[Start]

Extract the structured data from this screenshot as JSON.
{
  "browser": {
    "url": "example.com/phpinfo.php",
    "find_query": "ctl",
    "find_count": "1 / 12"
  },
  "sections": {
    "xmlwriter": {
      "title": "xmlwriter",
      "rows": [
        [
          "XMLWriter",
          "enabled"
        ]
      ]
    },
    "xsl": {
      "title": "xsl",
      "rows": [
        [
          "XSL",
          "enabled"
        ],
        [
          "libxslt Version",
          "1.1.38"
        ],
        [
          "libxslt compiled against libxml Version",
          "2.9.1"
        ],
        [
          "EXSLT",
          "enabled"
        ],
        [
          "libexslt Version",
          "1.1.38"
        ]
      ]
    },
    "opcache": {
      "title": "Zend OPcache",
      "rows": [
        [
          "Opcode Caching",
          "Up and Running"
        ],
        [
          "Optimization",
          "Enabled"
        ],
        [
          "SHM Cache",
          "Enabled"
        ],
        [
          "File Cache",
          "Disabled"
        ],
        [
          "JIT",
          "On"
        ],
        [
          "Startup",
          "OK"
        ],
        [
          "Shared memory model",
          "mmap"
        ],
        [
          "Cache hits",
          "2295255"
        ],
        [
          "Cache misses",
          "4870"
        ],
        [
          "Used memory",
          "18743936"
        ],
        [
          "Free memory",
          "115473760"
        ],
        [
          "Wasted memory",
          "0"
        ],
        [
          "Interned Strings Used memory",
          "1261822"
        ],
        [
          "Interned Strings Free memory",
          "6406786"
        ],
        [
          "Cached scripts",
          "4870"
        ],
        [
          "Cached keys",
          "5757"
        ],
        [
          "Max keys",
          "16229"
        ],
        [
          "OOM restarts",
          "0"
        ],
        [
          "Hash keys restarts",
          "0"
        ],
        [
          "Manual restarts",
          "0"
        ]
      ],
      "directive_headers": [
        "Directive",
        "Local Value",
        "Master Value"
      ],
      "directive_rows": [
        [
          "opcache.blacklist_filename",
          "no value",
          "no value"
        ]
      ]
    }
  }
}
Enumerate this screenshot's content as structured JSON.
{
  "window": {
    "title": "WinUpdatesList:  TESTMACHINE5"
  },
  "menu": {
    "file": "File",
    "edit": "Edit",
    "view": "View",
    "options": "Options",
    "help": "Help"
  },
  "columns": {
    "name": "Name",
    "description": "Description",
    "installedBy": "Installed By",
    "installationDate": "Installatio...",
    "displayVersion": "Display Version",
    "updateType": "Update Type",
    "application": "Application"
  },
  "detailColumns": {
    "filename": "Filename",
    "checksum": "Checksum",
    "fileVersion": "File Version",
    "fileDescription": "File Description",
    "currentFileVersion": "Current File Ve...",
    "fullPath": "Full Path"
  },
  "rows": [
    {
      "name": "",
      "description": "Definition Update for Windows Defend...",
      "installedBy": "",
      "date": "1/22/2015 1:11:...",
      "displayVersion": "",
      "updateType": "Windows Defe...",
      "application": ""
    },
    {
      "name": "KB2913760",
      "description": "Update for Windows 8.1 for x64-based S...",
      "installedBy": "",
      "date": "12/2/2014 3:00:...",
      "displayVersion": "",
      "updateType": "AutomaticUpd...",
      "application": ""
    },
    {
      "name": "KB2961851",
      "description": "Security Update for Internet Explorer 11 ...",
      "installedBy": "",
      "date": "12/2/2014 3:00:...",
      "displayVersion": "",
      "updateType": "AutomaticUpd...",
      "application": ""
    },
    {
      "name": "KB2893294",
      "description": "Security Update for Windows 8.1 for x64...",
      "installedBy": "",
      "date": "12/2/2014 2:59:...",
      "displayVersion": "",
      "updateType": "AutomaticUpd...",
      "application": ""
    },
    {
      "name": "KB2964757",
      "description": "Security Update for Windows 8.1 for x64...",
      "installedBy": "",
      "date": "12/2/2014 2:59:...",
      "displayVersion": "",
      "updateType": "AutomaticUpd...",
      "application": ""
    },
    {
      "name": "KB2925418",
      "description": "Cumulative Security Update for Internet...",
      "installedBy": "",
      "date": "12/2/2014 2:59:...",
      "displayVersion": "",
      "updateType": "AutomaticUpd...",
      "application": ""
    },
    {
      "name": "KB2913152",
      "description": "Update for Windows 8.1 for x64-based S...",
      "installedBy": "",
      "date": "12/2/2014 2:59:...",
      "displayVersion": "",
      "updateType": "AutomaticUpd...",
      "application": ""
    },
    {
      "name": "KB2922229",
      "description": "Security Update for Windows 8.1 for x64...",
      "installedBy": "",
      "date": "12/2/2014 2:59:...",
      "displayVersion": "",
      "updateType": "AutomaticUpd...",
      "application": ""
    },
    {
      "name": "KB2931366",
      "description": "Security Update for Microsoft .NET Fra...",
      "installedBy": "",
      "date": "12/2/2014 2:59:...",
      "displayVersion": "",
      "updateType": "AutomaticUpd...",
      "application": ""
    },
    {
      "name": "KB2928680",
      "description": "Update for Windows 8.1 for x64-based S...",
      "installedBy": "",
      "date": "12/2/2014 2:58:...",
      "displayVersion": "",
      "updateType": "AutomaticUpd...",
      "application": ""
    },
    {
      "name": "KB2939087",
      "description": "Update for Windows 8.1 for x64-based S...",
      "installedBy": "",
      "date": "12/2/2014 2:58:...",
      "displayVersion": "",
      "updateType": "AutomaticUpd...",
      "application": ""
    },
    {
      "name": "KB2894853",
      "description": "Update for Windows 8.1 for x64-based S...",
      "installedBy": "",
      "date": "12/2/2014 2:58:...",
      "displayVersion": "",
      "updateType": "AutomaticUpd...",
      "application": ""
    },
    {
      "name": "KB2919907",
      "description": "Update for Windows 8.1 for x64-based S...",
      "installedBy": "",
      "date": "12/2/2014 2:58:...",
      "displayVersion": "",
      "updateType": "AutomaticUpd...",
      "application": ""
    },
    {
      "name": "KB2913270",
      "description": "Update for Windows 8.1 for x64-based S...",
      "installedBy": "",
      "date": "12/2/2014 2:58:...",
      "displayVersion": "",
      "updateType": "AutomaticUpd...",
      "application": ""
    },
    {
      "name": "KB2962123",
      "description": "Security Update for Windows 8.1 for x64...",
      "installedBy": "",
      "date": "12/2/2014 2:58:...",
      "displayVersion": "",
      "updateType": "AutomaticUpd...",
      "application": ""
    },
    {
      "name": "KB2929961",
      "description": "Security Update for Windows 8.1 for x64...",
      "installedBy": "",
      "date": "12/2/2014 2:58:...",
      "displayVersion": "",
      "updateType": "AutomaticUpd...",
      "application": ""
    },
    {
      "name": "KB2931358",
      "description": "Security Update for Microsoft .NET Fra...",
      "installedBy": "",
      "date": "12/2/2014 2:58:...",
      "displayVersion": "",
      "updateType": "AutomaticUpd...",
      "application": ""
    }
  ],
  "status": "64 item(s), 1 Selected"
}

[End]

## What is being asked
Copy out the whole listing exactly; please set it all down.

## Task solution
Extract the structured data from this screenshot as JSON.
{
  "browser": {
    "url": "example.com/phpinfo.php",
    "find_query": "ctl",
    "find_count": "1 / 12"
  },
  "sections": {
    "xmlwriter": {
      "title": "xmlwriter",
      "rows": [
        [
          "XMLWriter",
          "enabled"
        ]
      ]
    },
    "xsl": {
      "title": "xsl",
      "rows": [
        [
          "XSL",
          "enabled"
        ],
        [
          "libxslt Version",
          "1.1.38"
        ],
        [
          "libxslt compiled against libxml Version",
          "2.9.1"
        ],
        [
          "EXSLT",
          "enabled"
        ],
        [
          "libexslt Version",
          "1.1.38"
        ]
      ]
    },
    "opcache": {
      "title": "Zend OPcache",
      "rows": [
        [
          "Opcode Caching",
          "Up and Running"
        ],
        [
          "Optimization",
          "Enabled"
        ],
        [
          "SHM Cache",
          "Enabled"
        ],
        [
          "File Cache",
          "Disabled"
        ],
        [
          "JIT",
          "On"
        ],
        [
          "Startup",
          "OK"
        ],
        [
          "Shared memory model",
          "mmap"
        ],
        [
          "Cache hits",
          "2295255"
        ],
        [
          "Cache misses",
          "4870"
        ],
        [
          "Used memory",
          "18743936"
        ],
        [
          "Free memory",
          "115473760"
        ],
        [
          "Wasted memory",
          "0"
        ],
        [
          "Interned Strings Used memory",
          "1261822"
        ],
        [
          "Interned Strings Free memory",
          "6406786"
        ],
        [
          "Cached scripts",
          "4870"
        ],
        [
          "Cached keys",
          "5757"
        ],
        [
          "Max keys",
          "16229"
        ],
        [
          "OOM restarts",
          "0"
        ],
        [
          "Hash keys restarts",
          "0"
        ],
        [
          "Manual restarts",
          "0"
        ]
      ],
      "directive_headers": [
        "Directive",
        "Local Value",
        "Master Value"
      ],
      "directive_rows": [
        [
          "opcache.blacklist_filename",
          "no value",
          "no value"
        ]
      ]
    }
  }
}
Enumerate this screenshot's content as structured JSON.
{
  "window": {
    "title": "WinUpdatesList:  TESTMACHINE5"
  },
  "menu": {
    "file": "File",
    "edit": "Edit",
    "view": "View",
    "options": "Options",
    "help": "Help"
  },
  "columns": {
    "name": "Name",
    "description": "Description",
    "installedBy": "Installed By",
    "installationDate": "Installatio...",
    "displayVersion": "Display Version",
    "updateType": "Update Type",
    "application": "Application"
  },
  "detailColumns": {
    "filename": "Filename",
    "checksum": "Checksum",
    "fileVersion": "File Version",
    "fileDescription": "File Description",
    "currentFileVersion": "Current File Ve...",
    "fullPath": "Full Path"
  },
  "rows": [
    {
      "name": "",
      "description": "Definition Update for Windows Defend...",
      "installedBy": "",
      "date": "1/22/2015 1:11:...",
      "displayVersion": "",
      "updateType": "Windows Defe...",
      "application": ""
    },
    {
      "name": "KB2913760",
      "description": "Update for Windows 8.1 for x64-based S...",
      "installedBy": "",
      "date": "12/2/2014 3:00:...",
      "displayVersion": "",
      "updateType": "AutomaticUpd...",
      "application": ""
    },
    {
      "name": "KB2961851",
      "description": "Security Update for Internet Explorer 11 ...",
      "installedBy": "",
      "date": "12/2/2014 3:00:...",
      "displayVersion": "",
      "updateType": "AutomaticUpd...",
      "application": ""
    },
    {
      "name": "KB2893294",
      "description": "Security Update for Windows 8.1 for x64...",
      "installedBy": "",
      "date": "12/2/2014 2:59:...",
      "displayVersion": "",
      "updateType": "AutomaticUpd...",
      "application": ""
    },
    {
      "name": "KB2964757",
      "description": "Security Update for Windows 8.1 for x64...",
      "installedBy": "",
      "date": "12/2/2014 2:59:...",
      "displayVersion": "",
      "updateType": "AutomaticUpd...",
      "application": ""
    },
    {
      "name": "KB2925418",
      "description": "Cumulative Security Update for Internet...",
      "installedBy": "",
      "date": "12/2/2014 2:59:...",
      "displayVersion": "",
      "updateType": "AutomaticUpd...",
      "application": ""
    },
    {
      "name": "KB2913152",
      "description": "Update for Windows 8.1 for x64-based S...",
      "installedBy": "",
      "date": "12/2/2014 2:59:...",
      "displayVersion": "",
      "updateType": "AutomaticUpd...",
      "application": ""
    },
    {
      "name": "KB2922229",
      "description": "Security Update for Windows 8.1 for x64...",
      "installedBy": "",
      "date": "12/2/2014 2:59:...",
      "displayVersion": "",
      "updateType": "AutomaticUpd...",
      "application": ""
    },
    {
      "name": "KB2931366",
      "description": "Security Update for Microsoft .NET Fra...",
      "installedBy": "",
      "date": "12/2/2014 2:59:...",
      "displayVersion": "",
      "updateType": "AutomaticUpd...",
      "application": ""
    },
    {
      "name": "KB2928680",
      "description": "Update for Windows 8.1 for x64-based S...",
      "installedBy": "",
      "date": "12/2/2014 2:58:...",
      "displayVersion": "",
      "updateType": "AutomaticUpd...",
      "application": ""
    },
    {
      "name": "KB2939087",
      "description": "Update for Windows 8.1 for x64-based S...",
      "installedBy": "",
      "date": "12/2/2014 2:58:...",
      "displayVersion": "",
      "updateType": "AutomaticUpd...",
      "application": ""
    },
    {
      "name": "KB2894853",
      "description": "Update for Windows 8.1 for x64-based S...",
      "installedBy": "",
      "date": "12/2/2014 2:58:...",
      "displayVersion": "",
      "updateType": "AutomaticUpd...",
      "application": ""
    },
    {
      "name": "KB2919907",
      "description": "Update for Windows 8.1 for x64-based S...",
      "installedBy": "",
      "date": "12/2/2014 2:58:...",
      "displayVersion": "",
      "updateType": "AutomaticUpd...",
      "application": ""
    },
    {
      "name": "KB2913270",
      "description": "Update for Windows 8.1 for x64-based S...",
      "installedBy": "",
      "date": "12/2/2014 2:58:...",
      "displayVersion": "",
      "updateType": "AutomaticUpd...",
      "application": ""
    },
    {
      "name": "KB2962123",
      "description": "Security Update for Windows 8.1 for x64...",
      "installedBy": "",
      "date": "12/2/2014 2:58:...",
      "displayVersion": "",
      "updateType": "AutomaticUpd...",
      "application": ""
    },
    {
      "name": "KB2929961",
      "description": "Security Update for Windows 8.1 for x64...",
      "installedBy": "",
      "date": "12/2/2014 2:58:...",
      "displayVersion": "",
      "updateType": "AutomaticUpd...",
      "application": ""
    },
    {
      "name": "KB2931358",
      "description": "Security Update for Microsoft .NET Fra...",
      "installedBy": "",
      "date": "12/2/2014 2:58:...",
      "displayVersion": "",
      "updateType": "AutomaticUpd...",
      "application": ""
    }
  ],
  "status": "64 item(s), 1 Selected"
}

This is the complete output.